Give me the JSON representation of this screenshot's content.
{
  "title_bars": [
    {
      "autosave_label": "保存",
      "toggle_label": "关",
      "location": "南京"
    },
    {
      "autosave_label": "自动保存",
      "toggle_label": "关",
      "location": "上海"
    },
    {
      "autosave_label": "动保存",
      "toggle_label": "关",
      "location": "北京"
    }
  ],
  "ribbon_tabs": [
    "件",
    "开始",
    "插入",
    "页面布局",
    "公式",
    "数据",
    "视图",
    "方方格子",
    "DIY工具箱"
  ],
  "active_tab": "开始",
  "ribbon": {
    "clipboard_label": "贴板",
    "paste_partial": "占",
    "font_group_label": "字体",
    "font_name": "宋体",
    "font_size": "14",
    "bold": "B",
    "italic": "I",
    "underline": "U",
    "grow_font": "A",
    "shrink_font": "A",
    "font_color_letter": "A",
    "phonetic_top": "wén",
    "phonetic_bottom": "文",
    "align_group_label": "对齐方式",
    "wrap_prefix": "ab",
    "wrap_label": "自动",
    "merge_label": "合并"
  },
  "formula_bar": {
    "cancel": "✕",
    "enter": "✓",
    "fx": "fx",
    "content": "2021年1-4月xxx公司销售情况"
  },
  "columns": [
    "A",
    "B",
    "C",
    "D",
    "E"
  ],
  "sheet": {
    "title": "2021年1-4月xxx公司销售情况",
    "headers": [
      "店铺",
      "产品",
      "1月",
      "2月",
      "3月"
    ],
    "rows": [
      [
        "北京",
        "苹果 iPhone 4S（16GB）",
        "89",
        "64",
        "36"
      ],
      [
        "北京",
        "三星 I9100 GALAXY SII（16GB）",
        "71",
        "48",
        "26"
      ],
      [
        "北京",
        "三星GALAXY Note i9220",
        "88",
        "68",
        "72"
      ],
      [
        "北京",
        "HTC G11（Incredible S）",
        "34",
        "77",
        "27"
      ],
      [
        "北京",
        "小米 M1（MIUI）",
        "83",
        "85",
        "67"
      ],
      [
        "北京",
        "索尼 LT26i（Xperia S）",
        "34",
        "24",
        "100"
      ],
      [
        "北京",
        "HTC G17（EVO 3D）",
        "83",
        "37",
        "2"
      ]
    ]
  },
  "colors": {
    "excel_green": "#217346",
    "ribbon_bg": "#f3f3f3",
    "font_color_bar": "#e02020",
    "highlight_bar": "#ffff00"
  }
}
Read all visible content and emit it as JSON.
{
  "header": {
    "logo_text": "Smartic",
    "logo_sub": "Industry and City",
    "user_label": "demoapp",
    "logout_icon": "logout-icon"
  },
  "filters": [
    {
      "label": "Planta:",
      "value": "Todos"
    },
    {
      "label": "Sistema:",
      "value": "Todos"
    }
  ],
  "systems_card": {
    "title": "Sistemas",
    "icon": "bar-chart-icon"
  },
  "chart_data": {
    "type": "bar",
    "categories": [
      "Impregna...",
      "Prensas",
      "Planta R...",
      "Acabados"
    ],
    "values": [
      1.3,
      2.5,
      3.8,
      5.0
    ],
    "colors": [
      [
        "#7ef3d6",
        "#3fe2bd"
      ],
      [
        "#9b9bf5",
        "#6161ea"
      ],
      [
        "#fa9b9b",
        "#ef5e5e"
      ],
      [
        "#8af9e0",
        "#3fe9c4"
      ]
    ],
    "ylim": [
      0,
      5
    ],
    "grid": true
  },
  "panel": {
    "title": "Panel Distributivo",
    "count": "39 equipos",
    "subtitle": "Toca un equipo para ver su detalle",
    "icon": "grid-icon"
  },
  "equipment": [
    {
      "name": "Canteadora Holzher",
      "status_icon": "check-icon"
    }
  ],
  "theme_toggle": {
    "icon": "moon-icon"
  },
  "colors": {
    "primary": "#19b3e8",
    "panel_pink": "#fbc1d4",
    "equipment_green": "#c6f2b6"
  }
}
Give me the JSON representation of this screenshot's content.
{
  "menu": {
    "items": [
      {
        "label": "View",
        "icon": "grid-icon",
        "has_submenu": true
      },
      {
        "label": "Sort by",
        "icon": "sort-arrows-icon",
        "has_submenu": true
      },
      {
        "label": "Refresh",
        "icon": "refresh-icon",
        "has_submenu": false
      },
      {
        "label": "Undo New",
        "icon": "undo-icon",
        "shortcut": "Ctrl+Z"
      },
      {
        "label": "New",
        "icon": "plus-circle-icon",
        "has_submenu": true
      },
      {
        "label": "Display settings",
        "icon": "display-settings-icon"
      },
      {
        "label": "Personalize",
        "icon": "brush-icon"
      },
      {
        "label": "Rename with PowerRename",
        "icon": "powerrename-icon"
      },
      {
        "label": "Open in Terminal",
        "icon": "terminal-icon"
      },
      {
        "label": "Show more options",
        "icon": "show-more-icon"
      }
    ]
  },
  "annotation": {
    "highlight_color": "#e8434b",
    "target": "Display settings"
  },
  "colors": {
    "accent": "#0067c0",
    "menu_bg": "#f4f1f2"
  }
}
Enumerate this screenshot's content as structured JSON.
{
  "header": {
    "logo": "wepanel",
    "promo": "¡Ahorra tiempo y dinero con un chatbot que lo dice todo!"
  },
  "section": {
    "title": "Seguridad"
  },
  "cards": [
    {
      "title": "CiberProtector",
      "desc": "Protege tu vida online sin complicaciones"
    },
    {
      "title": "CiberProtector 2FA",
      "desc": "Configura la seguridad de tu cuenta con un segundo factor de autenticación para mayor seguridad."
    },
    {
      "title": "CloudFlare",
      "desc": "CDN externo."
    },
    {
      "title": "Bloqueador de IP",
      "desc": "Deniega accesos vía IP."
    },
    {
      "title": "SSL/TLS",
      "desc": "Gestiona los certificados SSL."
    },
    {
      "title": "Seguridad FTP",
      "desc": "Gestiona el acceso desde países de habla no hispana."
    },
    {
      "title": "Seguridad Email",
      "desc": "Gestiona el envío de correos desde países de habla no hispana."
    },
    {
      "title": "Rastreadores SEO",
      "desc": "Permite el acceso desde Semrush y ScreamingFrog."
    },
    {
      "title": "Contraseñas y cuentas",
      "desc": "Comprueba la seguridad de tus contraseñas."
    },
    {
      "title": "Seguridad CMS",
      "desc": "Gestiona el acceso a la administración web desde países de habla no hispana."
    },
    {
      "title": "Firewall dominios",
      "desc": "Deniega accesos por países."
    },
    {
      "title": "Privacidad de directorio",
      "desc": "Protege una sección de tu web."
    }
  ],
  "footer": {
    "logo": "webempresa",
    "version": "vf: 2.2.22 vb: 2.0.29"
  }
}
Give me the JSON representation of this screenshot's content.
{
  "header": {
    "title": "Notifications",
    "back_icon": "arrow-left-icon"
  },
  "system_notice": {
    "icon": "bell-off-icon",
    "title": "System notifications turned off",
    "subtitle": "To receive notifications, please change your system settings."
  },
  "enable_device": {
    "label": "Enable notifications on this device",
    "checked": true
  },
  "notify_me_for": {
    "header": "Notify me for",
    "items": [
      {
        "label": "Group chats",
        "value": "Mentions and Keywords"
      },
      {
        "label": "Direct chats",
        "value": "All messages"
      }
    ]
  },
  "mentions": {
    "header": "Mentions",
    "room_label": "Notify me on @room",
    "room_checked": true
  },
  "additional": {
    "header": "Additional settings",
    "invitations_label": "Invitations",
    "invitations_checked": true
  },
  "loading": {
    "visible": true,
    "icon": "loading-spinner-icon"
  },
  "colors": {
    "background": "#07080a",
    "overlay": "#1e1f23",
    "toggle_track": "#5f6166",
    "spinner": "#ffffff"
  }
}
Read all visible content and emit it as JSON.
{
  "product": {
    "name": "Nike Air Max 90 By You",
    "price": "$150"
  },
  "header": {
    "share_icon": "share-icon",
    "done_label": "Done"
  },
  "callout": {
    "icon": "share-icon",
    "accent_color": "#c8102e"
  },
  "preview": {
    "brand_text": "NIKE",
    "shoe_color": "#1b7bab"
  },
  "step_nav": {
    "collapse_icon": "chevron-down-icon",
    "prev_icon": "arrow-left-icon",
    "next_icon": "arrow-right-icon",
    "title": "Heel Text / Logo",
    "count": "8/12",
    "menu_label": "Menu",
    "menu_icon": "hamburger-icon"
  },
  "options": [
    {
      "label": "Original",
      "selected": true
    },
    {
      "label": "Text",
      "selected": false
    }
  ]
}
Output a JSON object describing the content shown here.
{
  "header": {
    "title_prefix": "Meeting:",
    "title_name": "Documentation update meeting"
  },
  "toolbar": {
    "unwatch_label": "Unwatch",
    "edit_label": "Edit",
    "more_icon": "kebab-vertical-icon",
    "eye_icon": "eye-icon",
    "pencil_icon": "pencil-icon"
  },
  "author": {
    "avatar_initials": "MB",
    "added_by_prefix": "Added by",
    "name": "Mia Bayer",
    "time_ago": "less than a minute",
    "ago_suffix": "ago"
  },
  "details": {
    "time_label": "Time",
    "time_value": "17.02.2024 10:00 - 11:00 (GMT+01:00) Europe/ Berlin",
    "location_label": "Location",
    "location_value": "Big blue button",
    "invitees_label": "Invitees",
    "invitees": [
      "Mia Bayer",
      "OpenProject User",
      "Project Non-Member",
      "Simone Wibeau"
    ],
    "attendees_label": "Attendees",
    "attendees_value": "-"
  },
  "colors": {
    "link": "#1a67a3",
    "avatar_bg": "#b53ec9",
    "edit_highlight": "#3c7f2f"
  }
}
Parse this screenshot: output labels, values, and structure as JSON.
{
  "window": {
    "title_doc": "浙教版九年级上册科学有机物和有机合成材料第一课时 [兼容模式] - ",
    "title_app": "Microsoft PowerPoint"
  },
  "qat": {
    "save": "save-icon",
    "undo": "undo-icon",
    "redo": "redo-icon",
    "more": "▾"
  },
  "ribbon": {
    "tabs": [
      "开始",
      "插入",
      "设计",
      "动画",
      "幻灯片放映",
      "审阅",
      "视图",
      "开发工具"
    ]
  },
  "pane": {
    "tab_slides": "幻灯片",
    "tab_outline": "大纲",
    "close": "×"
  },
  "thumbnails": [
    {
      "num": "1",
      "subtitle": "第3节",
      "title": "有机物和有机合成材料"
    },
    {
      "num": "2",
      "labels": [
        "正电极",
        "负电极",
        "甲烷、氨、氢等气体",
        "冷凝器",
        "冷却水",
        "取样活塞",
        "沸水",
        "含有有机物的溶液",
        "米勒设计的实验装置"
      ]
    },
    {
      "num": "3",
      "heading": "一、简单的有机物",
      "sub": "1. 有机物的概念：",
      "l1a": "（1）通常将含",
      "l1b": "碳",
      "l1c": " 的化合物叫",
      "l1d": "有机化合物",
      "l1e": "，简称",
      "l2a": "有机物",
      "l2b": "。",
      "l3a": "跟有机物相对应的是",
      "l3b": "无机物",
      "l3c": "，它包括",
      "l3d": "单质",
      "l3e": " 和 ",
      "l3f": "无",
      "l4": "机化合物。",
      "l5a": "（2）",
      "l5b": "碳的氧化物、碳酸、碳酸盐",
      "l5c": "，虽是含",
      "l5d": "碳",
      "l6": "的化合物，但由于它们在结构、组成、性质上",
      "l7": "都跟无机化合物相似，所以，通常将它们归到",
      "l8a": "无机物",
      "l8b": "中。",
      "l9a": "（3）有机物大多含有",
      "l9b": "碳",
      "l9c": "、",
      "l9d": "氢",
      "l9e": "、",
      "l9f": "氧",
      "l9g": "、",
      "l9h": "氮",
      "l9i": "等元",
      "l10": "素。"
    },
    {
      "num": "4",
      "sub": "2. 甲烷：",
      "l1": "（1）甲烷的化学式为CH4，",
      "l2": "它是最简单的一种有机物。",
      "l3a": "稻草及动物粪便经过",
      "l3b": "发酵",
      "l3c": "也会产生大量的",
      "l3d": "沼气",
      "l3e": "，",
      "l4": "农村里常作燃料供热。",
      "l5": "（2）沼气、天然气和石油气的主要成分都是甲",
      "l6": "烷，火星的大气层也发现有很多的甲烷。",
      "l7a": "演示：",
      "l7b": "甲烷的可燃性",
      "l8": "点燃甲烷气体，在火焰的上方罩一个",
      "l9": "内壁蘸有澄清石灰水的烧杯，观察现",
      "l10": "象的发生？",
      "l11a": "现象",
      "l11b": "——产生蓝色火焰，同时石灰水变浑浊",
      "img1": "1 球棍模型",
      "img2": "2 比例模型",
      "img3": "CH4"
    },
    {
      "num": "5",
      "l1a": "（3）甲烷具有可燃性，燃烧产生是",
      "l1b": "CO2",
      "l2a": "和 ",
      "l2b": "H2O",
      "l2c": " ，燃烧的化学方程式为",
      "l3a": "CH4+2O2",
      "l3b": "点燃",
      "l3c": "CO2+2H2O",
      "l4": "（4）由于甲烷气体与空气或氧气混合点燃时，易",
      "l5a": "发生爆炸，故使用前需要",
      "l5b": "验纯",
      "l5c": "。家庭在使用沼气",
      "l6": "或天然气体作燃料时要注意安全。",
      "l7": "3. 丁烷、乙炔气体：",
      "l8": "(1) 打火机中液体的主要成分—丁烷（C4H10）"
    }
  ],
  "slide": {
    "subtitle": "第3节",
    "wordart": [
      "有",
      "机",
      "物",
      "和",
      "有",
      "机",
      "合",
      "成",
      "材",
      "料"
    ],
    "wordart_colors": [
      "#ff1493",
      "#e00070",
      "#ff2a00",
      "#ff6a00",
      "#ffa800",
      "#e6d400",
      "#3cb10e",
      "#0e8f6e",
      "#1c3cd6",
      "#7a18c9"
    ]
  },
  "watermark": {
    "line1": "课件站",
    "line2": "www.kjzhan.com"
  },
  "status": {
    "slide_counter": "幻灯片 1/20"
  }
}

+ + + +

**WHAT NEEDS TO BE DONE:** Filter the data for the string "habla" and copy every line that has it.

**IN RESPONSE:**
      "desc": "Gestiona el acceso desde países de habla no hispana."
      "desc": "Gestiona el envío de correos desde países de habla no hispana."
      "desc": "Gestiona el acceso a la administración web desde países de habla no hispana."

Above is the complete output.